REQUIREMENT — From the entries below, list each line with "correlated".

Records from a dataset —
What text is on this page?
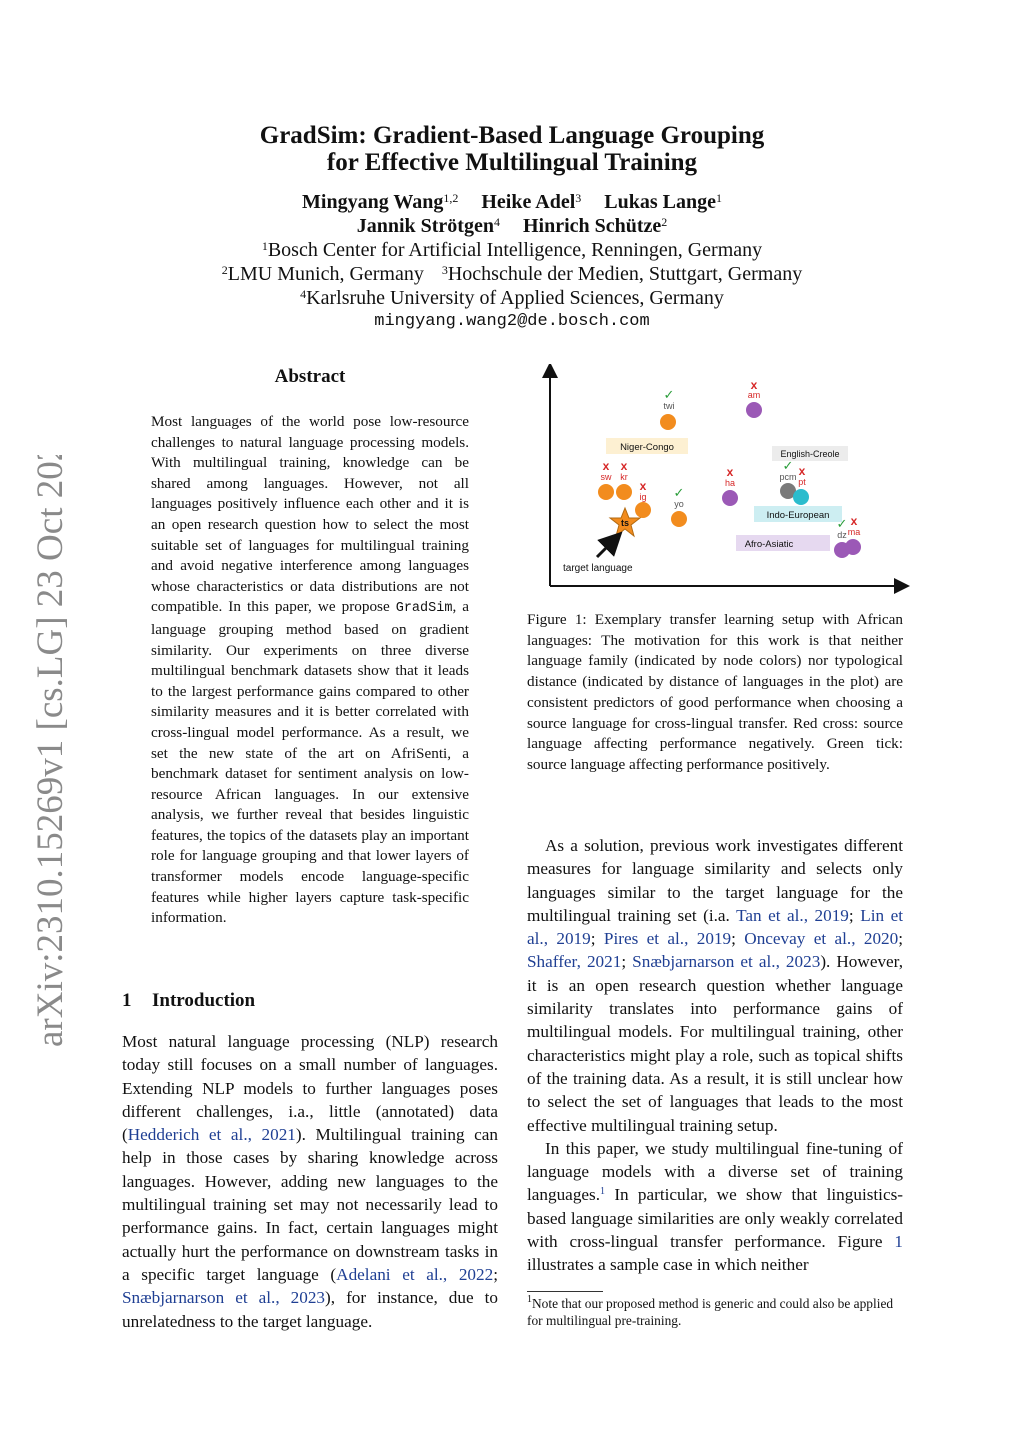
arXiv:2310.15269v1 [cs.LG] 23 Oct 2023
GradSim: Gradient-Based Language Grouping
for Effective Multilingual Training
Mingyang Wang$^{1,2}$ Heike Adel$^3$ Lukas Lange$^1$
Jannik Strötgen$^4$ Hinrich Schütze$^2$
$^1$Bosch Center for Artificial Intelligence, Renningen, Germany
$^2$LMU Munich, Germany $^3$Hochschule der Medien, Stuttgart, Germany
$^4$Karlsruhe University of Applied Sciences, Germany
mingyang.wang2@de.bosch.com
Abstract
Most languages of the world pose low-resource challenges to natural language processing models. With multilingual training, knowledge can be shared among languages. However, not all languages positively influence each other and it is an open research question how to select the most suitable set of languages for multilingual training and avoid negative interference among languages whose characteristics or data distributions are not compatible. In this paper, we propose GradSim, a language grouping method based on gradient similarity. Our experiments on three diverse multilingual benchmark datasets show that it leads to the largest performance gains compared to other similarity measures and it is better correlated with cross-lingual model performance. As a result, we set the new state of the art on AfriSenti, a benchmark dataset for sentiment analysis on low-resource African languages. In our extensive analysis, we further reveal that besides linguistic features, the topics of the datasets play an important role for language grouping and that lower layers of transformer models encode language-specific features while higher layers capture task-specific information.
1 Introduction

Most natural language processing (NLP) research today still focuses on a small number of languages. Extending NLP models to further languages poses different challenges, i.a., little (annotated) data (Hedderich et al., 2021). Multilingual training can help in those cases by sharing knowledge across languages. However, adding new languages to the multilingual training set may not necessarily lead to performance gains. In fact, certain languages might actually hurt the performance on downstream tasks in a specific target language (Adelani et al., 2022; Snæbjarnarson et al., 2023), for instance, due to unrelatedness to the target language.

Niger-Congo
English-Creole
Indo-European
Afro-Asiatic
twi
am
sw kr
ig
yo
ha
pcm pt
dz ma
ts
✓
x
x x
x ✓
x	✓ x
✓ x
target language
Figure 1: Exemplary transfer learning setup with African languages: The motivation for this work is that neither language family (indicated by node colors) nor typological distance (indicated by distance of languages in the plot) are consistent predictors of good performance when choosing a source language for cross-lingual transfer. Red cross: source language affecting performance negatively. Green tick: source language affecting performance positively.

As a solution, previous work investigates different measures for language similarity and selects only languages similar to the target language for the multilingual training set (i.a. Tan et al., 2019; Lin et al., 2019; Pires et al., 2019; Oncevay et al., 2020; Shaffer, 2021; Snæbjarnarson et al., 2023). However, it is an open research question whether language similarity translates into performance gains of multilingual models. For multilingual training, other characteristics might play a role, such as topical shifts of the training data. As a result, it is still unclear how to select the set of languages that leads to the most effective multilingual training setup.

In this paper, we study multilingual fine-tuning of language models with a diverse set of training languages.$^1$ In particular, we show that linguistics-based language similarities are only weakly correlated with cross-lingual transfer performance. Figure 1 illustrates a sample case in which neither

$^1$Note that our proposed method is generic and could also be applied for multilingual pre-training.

RESPONSE FOR THIS EXERCISE —
Most languages of the world pose low-resource challenges to natural language processing models. With multilingual training, knowledge can be shared among languages. However, not all languages positively influence each other and it is an open research question how to select the most suitable set of languages for multilingual training and avoid negative interference among languages whose characteristics or data distributions are not compatible. In this paper, we propose GradSim, a language grouping method based on gradient similarity. Our experiments on three diverse multilingual benchmark datasets show that it leads to the largest performance gains compared to other similarity measures and it is better correlated with cross-lingual model performance. As a result, we set the new state of the art on AfriSenti, a benchmark dataset for sentiment analysis on low-resource African languages. In our extensive analysis, we further reveal that besides linguistic features, the topics of the datasets play an important role for language grouping and that lower layers of transformer models encode language-specific features while higher layers capture task-specific information.
In this paper, we study multilingual fine-tuning of language models with a diverse set of training languages.$^1$ In particular, we show that linguistics-based language similarities are only weakly correlated with cross-lingual transfer performance. Figure 1 illustrates a sample case in which neither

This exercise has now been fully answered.